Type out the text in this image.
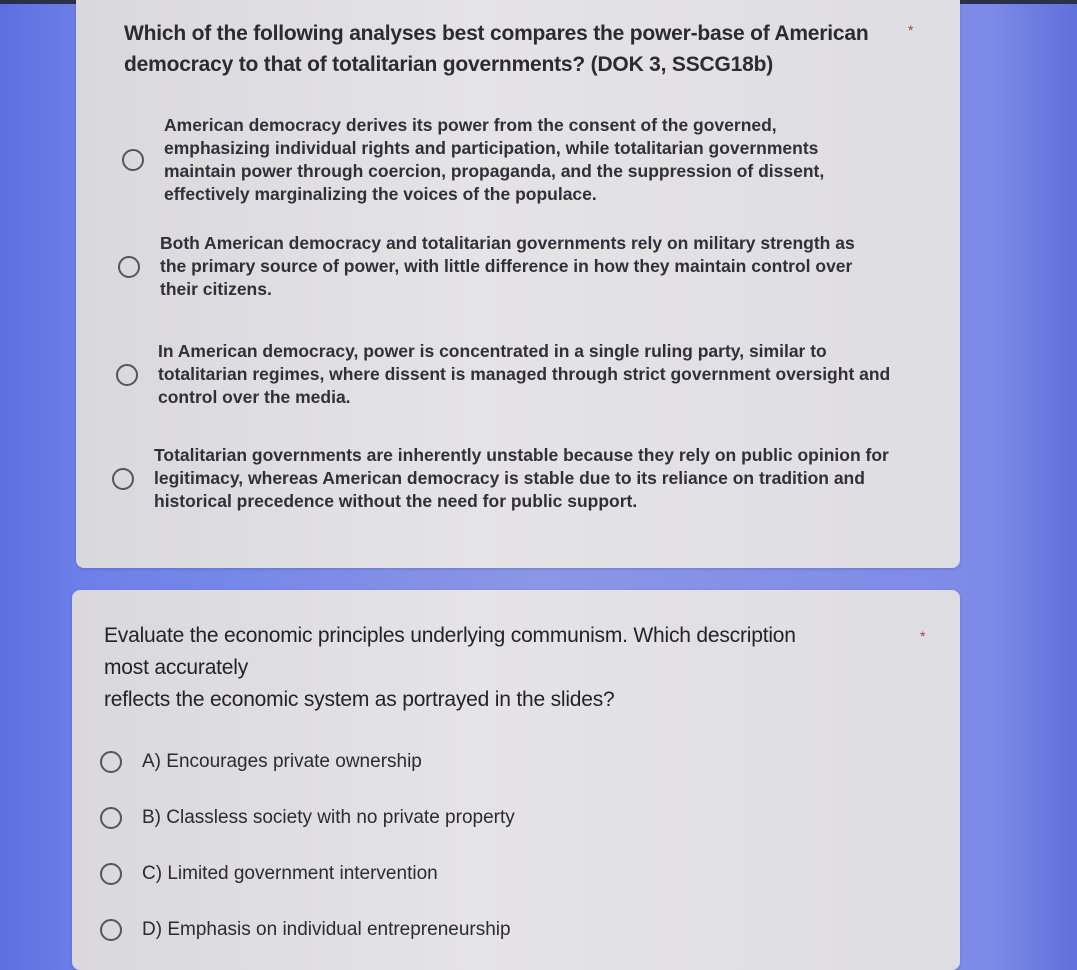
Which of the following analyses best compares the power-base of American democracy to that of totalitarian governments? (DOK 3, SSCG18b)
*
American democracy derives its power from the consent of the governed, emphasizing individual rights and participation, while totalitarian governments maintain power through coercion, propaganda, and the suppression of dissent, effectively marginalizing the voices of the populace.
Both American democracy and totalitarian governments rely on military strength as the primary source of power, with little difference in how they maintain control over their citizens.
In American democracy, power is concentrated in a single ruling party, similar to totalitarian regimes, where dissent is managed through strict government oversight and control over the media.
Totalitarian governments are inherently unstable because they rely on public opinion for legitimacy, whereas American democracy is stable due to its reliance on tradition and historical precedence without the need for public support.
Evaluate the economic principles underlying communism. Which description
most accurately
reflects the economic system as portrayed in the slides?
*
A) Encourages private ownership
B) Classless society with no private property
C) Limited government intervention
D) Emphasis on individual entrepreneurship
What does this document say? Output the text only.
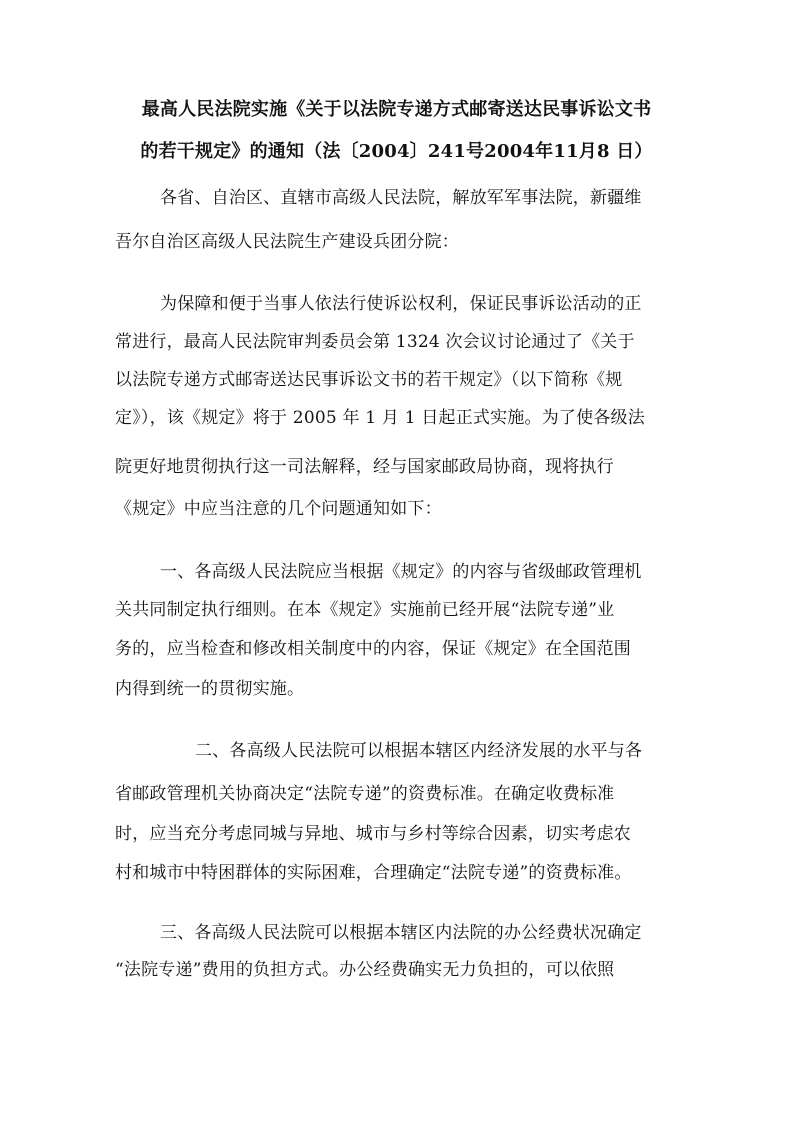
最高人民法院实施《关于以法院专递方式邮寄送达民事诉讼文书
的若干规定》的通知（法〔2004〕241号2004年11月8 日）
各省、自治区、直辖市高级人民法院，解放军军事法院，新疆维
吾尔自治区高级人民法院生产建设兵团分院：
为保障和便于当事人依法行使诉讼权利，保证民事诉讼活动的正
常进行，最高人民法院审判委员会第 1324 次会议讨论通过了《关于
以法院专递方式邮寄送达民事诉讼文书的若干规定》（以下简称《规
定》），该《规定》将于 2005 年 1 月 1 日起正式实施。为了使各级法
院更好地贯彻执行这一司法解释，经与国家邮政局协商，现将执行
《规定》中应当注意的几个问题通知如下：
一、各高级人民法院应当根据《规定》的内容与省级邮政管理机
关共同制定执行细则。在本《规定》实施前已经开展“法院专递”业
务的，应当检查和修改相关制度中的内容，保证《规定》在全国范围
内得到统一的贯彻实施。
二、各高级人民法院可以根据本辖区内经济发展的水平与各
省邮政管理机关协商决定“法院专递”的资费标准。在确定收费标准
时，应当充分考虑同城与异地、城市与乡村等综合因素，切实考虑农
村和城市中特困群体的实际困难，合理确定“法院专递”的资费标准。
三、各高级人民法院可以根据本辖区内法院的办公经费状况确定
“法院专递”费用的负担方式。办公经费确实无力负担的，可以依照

* _Task requirements_: Copy out each line of the entries that holds "的资费标准".

* _Response to this exercise_:
省邮政管理机关协商决定“法院专递”的资费标准。在确定收费标准
村和城市中特困群体的实际困难，合理确定“法院专递”的资费标准。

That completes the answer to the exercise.